───── MATERIAL TO PROCESS
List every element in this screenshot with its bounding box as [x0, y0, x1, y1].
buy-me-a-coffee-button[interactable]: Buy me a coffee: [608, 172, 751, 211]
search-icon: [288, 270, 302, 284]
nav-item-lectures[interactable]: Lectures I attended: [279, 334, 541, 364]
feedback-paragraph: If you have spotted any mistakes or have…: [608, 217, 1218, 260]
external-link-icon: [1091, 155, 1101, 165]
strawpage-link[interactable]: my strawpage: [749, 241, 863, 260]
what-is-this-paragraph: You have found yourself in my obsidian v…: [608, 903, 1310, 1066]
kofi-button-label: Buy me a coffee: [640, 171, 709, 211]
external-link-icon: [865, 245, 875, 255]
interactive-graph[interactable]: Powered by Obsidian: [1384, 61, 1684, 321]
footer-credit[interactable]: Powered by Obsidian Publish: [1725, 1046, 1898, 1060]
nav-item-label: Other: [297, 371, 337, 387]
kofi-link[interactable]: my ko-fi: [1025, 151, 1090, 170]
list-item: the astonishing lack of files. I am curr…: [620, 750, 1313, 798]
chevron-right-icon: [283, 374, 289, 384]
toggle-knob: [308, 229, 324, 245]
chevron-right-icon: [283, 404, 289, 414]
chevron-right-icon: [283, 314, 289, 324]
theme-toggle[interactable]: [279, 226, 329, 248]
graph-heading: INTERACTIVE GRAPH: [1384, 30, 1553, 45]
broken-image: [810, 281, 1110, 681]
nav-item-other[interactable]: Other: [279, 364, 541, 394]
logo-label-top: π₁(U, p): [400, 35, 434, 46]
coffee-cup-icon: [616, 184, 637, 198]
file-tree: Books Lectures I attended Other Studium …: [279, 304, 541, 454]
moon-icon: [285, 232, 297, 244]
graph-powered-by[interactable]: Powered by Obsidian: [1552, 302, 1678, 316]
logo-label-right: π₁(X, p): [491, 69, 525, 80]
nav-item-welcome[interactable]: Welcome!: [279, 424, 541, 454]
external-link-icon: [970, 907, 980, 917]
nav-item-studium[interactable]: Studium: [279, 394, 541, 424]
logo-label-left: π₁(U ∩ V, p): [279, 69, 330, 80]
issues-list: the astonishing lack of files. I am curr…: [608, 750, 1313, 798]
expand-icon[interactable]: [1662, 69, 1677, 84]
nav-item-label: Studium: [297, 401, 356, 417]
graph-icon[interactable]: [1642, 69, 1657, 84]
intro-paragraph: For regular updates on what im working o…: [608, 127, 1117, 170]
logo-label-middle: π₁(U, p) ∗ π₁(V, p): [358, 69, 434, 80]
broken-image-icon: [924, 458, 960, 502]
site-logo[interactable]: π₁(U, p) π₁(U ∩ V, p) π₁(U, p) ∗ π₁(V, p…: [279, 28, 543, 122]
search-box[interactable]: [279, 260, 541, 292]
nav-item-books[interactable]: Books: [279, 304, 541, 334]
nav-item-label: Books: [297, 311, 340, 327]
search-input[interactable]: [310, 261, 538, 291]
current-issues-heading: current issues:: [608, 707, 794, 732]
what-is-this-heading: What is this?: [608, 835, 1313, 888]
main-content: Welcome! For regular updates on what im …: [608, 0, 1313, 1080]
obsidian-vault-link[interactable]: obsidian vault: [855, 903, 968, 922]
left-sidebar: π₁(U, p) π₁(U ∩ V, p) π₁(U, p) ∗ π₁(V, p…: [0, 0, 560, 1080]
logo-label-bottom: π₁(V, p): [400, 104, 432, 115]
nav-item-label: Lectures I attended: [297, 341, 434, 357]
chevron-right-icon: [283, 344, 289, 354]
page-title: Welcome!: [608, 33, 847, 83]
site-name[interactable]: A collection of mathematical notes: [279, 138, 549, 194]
──────────
▸ **REQUIREMENT**:
Copy the entries word for word, from the first line through the line that contains "interactive-graph[interactable]: Powered by", both included.

▸ **ANSWER TO THE TASK**:
List every element in this screenshot with its bounding box as [x0, y0, x1, y1].
buy-me-a-coffee-button[interactable]: Buy me a coffee: [608, 172, 751, 211]
search-icon: [288, 270, 302, 284]
nav-item-lectures[interactable]: Lectures I attended: [279, 334, 541, 364]
feedback-paragraph: If you have spotted any mistakes or have…: [608, 217, 1218, 260]
external-link-icon: [1091, 155, 1101, 165]
strawpage-link[interactable]: my strawpage: [749, 241, 863, 260]
what-is-this-paragraph: You have found yourself in my obsidian v…: [608, 903, 1310, 1066]
kofi-button-label: Buy me a coffee: [640, 171, 709, 211]
external-link-icon: [865, 245, 875, 255]
interactive-graph[interactable]: Powered by Obsidian: [1384, 61, 1684, 321]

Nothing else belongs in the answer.